• LISTING
---*---

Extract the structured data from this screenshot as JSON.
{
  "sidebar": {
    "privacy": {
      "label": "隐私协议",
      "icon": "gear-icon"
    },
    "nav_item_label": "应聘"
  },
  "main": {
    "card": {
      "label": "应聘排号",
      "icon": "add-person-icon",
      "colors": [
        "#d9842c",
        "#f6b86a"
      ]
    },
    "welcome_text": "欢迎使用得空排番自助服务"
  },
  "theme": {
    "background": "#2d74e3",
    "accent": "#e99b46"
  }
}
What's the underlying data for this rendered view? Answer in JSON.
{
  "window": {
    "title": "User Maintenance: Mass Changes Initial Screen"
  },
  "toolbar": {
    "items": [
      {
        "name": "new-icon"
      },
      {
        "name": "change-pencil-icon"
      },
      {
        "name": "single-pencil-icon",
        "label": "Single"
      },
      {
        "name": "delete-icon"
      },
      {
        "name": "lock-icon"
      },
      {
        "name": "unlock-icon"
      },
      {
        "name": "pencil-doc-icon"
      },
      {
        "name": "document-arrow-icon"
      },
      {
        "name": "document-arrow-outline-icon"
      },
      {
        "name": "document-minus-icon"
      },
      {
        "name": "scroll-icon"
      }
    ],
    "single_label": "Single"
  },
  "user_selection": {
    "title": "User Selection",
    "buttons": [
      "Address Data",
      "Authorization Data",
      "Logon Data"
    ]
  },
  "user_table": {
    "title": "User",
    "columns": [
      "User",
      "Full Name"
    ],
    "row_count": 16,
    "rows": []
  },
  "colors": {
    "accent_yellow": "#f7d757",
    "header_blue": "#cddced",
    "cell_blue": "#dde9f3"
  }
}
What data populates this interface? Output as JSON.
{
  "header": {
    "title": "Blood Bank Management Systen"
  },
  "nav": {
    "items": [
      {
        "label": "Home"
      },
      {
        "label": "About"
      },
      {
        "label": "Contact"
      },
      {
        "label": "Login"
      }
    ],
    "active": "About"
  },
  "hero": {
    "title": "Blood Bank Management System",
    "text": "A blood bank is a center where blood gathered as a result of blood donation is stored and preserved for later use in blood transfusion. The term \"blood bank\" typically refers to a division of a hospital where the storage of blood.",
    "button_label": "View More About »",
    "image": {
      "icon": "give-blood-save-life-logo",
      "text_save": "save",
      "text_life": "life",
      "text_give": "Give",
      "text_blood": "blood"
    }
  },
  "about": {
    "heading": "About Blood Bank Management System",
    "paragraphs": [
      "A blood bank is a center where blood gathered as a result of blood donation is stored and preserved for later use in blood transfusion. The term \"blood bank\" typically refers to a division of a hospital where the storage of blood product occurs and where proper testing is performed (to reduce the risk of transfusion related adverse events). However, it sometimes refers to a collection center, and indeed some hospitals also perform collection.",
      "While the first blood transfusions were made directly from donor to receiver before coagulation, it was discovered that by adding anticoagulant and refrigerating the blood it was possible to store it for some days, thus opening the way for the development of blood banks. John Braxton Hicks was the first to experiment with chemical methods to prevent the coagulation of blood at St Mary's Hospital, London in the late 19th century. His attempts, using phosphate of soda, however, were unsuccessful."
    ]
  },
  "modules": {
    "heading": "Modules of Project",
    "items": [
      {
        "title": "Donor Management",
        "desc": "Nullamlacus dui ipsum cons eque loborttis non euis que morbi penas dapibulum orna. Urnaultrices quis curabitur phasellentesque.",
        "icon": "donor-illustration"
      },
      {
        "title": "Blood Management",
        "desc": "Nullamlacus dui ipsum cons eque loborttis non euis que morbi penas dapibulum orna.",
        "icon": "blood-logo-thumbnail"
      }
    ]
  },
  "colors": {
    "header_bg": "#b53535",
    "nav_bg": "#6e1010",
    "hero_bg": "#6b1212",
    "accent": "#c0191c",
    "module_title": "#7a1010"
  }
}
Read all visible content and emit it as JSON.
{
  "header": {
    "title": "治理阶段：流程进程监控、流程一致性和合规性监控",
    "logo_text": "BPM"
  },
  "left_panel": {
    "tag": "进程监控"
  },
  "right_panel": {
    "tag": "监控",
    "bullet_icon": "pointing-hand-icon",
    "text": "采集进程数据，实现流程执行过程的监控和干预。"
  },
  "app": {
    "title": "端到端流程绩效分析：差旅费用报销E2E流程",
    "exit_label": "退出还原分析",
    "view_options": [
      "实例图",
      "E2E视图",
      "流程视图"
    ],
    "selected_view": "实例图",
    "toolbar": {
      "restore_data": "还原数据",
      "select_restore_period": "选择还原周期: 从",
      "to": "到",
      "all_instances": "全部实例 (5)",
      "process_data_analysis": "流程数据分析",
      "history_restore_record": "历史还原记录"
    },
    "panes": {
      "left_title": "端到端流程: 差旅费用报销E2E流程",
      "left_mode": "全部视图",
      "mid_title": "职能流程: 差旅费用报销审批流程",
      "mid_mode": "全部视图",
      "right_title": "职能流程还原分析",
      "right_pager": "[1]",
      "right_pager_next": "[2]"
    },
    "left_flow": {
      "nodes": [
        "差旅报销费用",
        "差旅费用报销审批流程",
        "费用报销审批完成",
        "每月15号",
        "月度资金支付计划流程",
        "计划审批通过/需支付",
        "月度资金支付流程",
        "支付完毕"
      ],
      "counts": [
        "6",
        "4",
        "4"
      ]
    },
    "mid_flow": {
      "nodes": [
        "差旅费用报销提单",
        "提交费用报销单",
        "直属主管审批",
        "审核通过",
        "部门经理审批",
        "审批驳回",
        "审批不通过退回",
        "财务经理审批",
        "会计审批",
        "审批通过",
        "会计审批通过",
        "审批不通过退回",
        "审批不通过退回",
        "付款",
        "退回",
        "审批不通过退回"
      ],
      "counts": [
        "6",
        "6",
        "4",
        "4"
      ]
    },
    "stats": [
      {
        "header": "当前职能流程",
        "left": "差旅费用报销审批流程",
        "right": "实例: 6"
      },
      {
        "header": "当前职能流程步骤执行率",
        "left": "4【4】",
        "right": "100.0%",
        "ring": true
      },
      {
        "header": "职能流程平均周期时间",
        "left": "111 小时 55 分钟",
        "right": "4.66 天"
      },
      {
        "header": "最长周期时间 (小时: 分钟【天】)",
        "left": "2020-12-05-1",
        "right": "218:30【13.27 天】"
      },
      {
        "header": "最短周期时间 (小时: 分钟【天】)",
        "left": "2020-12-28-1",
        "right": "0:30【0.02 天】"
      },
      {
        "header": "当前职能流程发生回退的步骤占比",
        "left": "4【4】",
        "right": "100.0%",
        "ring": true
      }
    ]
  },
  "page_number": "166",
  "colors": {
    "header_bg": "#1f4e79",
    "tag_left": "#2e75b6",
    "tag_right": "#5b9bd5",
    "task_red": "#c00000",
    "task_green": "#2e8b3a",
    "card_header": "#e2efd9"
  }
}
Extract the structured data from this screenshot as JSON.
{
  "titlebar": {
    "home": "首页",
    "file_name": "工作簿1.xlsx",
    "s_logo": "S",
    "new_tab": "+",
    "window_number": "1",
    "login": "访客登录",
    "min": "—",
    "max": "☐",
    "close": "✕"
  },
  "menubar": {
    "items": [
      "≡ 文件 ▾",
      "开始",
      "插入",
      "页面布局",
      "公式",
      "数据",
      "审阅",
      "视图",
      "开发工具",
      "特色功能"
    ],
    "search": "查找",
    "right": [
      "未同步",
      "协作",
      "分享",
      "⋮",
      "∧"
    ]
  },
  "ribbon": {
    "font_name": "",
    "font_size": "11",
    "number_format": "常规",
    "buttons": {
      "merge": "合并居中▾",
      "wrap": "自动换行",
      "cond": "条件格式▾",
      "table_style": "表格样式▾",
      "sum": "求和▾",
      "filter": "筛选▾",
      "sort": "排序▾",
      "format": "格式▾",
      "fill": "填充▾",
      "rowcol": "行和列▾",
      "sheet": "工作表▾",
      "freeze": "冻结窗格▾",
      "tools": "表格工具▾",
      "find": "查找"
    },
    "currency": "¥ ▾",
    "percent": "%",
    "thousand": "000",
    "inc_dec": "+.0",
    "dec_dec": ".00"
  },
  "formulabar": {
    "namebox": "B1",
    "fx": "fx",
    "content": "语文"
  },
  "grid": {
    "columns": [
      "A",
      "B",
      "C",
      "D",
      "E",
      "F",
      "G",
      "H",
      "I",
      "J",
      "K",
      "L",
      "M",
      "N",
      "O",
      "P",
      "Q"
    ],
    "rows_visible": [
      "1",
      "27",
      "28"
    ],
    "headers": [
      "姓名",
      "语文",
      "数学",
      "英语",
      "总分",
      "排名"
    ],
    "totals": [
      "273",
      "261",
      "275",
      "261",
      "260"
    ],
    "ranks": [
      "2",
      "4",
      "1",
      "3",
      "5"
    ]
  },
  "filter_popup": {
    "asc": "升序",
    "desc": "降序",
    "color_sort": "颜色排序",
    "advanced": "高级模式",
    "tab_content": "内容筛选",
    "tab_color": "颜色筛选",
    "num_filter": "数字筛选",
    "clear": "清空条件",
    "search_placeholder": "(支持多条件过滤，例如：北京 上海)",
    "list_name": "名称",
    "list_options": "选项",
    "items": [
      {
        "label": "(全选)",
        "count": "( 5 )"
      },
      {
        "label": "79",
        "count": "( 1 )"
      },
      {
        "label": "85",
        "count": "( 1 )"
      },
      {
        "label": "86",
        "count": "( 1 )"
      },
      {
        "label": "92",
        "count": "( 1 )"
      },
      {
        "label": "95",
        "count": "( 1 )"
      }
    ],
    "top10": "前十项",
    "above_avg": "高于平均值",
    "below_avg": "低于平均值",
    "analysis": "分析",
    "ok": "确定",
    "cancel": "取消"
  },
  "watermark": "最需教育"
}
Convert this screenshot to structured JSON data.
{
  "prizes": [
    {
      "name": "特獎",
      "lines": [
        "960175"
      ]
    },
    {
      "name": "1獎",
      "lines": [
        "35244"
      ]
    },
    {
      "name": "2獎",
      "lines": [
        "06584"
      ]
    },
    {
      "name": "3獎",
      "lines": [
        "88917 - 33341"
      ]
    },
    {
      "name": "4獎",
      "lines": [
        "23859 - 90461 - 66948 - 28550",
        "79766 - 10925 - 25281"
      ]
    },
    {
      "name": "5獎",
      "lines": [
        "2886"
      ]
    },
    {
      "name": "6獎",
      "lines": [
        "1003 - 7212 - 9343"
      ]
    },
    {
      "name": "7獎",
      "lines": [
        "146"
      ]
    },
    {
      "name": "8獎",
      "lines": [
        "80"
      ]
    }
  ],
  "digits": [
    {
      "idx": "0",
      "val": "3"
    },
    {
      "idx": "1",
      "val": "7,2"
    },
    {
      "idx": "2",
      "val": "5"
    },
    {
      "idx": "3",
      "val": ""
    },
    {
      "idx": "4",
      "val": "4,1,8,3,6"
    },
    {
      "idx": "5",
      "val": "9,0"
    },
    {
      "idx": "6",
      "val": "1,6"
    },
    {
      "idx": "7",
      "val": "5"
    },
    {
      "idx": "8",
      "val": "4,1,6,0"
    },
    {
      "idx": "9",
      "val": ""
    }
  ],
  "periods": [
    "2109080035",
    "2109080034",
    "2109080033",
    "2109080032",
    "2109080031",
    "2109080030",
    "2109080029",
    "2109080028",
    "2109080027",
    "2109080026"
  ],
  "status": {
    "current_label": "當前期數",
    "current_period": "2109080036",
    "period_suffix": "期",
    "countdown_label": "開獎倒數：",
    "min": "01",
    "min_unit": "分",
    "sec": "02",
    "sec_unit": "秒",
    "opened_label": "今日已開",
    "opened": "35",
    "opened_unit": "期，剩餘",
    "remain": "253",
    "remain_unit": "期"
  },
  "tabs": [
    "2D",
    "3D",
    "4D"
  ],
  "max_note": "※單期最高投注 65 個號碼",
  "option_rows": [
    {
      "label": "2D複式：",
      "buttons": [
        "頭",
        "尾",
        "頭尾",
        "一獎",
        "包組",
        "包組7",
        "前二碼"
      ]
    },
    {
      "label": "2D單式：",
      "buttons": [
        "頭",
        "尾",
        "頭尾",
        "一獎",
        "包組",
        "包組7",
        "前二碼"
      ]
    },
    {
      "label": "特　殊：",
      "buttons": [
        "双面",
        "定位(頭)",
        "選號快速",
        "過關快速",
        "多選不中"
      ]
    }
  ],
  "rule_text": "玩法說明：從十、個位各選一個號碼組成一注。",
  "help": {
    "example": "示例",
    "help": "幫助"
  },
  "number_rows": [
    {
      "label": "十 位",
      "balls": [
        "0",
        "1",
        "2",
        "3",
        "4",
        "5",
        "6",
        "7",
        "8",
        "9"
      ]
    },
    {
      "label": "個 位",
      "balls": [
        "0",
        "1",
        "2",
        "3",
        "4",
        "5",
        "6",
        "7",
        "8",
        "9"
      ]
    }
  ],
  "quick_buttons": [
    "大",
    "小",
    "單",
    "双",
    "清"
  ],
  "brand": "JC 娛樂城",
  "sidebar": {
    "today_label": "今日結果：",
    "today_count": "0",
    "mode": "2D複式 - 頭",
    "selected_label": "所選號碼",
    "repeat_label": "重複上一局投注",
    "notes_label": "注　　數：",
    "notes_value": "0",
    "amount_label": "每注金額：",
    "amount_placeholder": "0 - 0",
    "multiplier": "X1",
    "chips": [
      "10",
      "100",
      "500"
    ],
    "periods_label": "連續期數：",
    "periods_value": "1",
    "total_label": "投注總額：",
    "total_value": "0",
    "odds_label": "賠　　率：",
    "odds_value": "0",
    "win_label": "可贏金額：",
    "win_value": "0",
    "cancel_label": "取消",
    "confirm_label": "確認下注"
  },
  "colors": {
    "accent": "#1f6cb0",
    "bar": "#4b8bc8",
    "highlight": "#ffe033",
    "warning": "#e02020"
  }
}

---*---

• REQUIREMENTS
Return every line holding the word "document" from the records.

• SOLUTION BELOW
        "name": "document-arrow-icon"
        "name": "document-arrow-outline-icon"
        "name": "document-minus-icon"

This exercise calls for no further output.